◆ **WORK INSTRUCTIONS**:
Leave out the pictures and copy every record exactly.

Entries from a visual dataset

/---

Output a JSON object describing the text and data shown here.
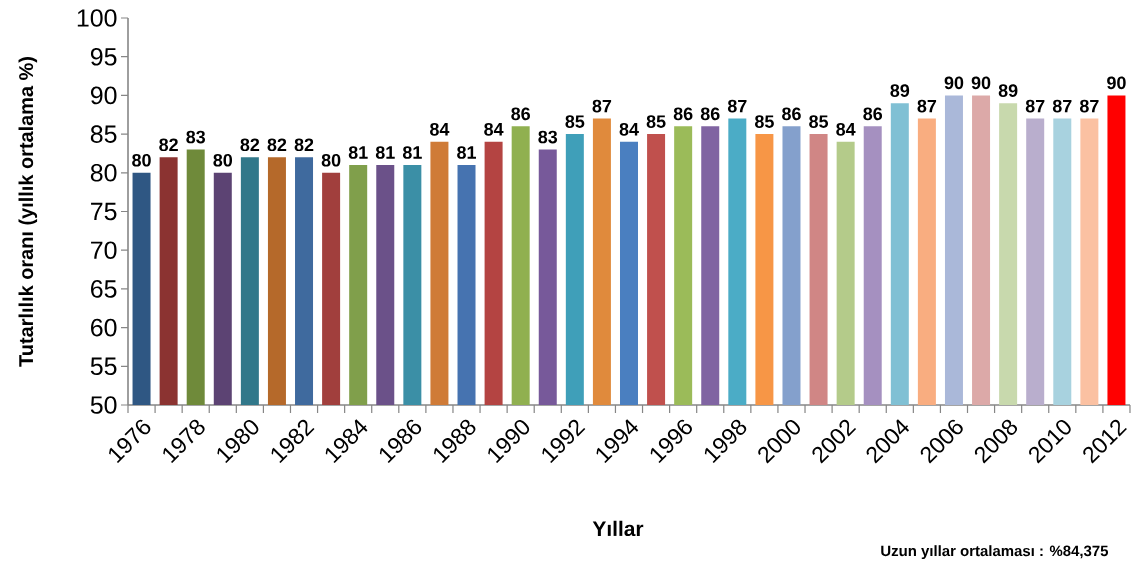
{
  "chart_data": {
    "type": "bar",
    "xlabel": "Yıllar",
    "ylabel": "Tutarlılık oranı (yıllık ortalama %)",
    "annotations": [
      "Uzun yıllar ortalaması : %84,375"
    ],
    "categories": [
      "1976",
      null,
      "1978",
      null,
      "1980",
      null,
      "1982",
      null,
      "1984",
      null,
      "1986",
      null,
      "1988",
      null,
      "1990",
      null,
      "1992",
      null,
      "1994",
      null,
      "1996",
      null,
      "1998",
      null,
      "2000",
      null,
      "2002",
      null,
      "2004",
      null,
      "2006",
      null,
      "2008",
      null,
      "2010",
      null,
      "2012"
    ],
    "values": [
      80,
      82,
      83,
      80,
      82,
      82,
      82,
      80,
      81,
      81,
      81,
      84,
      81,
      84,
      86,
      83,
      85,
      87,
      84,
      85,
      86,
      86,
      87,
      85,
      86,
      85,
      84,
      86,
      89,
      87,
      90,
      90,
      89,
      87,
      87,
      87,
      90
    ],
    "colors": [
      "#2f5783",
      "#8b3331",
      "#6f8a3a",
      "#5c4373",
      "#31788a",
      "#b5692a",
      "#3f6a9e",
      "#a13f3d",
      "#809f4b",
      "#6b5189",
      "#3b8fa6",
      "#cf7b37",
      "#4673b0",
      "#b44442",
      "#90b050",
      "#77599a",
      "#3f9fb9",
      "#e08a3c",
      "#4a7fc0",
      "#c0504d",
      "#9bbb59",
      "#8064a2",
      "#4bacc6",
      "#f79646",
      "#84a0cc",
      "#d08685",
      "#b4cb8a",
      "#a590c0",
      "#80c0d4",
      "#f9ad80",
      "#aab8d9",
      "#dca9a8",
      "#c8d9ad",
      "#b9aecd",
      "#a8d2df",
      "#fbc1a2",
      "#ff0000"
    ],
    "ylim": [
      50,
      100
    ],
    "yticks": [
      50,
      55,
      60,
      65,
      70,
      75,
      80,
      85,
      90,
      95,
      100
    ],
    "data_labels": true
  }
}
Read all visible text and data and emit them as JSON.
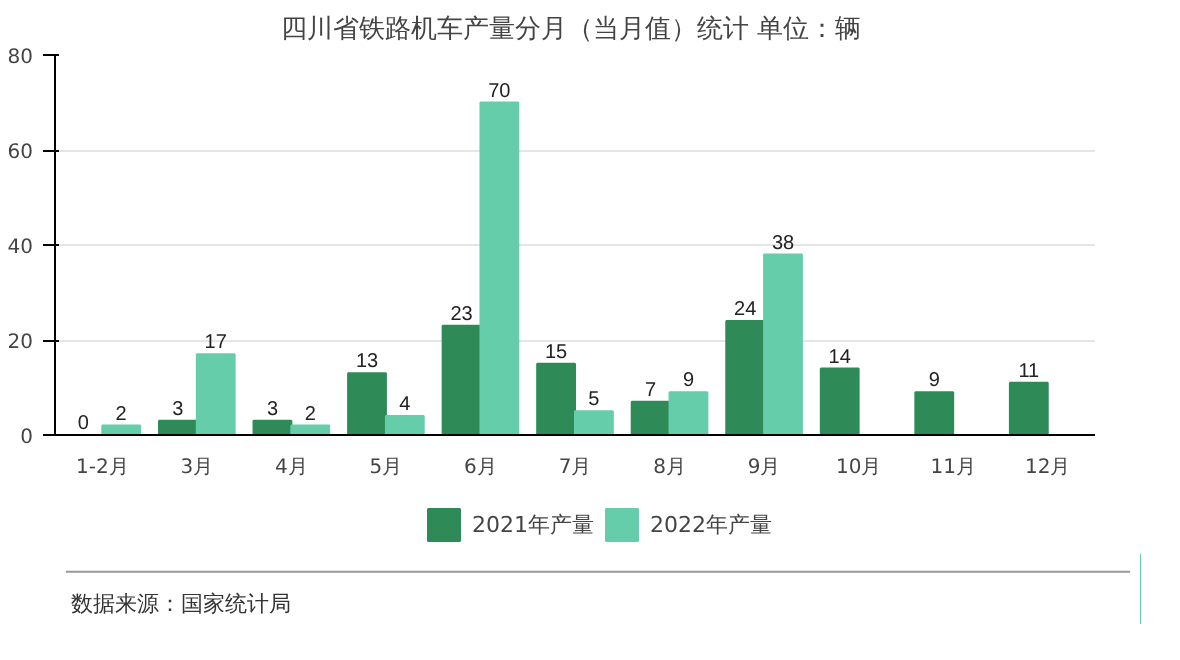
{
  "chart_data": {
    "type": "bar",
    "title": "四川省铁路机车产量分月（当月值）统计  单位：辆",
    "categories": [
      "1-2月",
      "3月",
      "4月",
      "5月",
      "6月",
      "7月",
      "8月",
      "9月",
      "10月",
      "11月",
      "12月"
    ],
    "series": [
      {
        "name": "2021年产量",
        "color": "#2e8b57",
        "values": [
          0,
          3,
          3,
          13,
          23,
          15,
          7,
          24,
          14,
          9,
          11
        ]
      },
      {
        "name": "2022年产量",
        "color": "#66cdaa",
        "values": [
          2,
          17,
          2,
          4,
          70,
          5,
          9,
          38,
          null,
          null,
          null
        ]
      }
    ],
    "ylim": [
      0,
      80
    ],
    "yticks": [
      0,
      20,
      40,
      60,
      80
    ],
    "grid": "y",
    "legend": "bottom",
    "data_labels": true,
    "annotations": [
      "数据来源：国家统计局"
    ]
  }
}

\---

◆ **SOLUTION TO THIS PROBLEM**:
Output a JSON object describing the text and data shown here.
{
  "chart_data": {
    "type": "bar",
    "xlabel": "Yıllar",
    "ylabel": "Tutarlılık oranı (yıllık ortalama %)",
    "annotations": [
      "Uzun yıllar ortalaması : %84,375"
    ],
    "categories": [
      "1976",
      null,
      "1978",
      null,
      "1980",
      null,
      "1982",
      null,
      "1984",
      null,
      "1986",
      null,
      "1988",
      null,
      "1990",
      null,
      "1992",
      null,
      "1994",
      null,
      "1996",
      null,
      "1998",
      null,
      "2000",
      null,
      "2002",
      null,
      "2004",
      null,
      "2006",
      null,
      "2008",
      null,
      "2010",
      null,
      "2012"
    ],
    "values": [
      80,
      82,
      83,
      80,
      82,
      82,
      82,
      80,
      81,
      81,
      81,
      84,
      81,
      84,
      86,
      83,
      85,
      87,
      84,
      85,
      86,
      86,
      87,
      85,
      86,
      85,
      84,
      86,
      89,
      87,
      90,
      90,
      89,
      87,
      87,
      87,
      90
    ],
    "colors": [
      "#2f5783",
      "#8b3331",
      "#6f8a3a",
      "#5c4373",
      "#31788a",
      "#b5692a",
      "#3f6a9e",
      "#a13f3d",
      "#809f4b",
      "#6b5189",
      "#3b8fa6",
      "#cf7b37",
      "#4673b0",
      "#b44442",
      "#90b050",
      "#77599a",
      "#3f9fb9",
      "#e08a3c",
      "#4a7fc0",
      "#c0504d",
      "#9bbb59",
      "#8064a2",
      "#4bacc6",
      "#f79646",
      "#84a0cc",
      "#d08685",
      "#b4cb8a",
      "#a590c0",
      "#80c0d4",
      "#f9ad80",
      "#aab8d9",
      "#dca9a8",
      "#c8d9ad",
      "#b9aecd",
      "#a8d2df",
      "#fbc1a2",
      "#ff0000"
    ],
    "ylim": [
      50,
      100
    ],
    "yticks": [
      50,
      55,
      60,
      65,
      70,
      75,
      80,
      85,
      90,
      95,
      100
    ],
    "data_labels": true
  }
}
Read all visible text and data and emit them as JSON.
{
  "chart_data": {
    "type": "bar",
    "title": "四川省铁路机车产量分月（当月值）统计  单位：辆",
    "categories": [
      "1-2月",
      "3月",
      "4月",
      "5月",
      "6月",
      "7月",
      "8月",
      "9月",
      "10月",
      "11月",
      "12月"
    ],
    "series": [
      {
        "name": "2021年产量",
        "color": "#2e8b57",
        "values": [
          0,
          3,
          3,
          13,
          23,
          15,
          7,
          24,
          14,
          9,
          11
        ]
      },
      {
        "name": "2022年产量",
        "color": "#66cdaa",
        "values": [
          2,
          17,
          2,
          4,
          70,
          5,
          9,
          38,
          null,
          null,
          null
        ]
      }
    ],
    "ylim": [
      0,
      80
    ],
    "yticks": [
      0,
      20,
      40,
      60,
      80
    ],
    "grid": "y",
    "legend": "bottom",
    "data_labels": true,
    "annotations": [
      "数据来源：国家统计局"
    ]
  }
}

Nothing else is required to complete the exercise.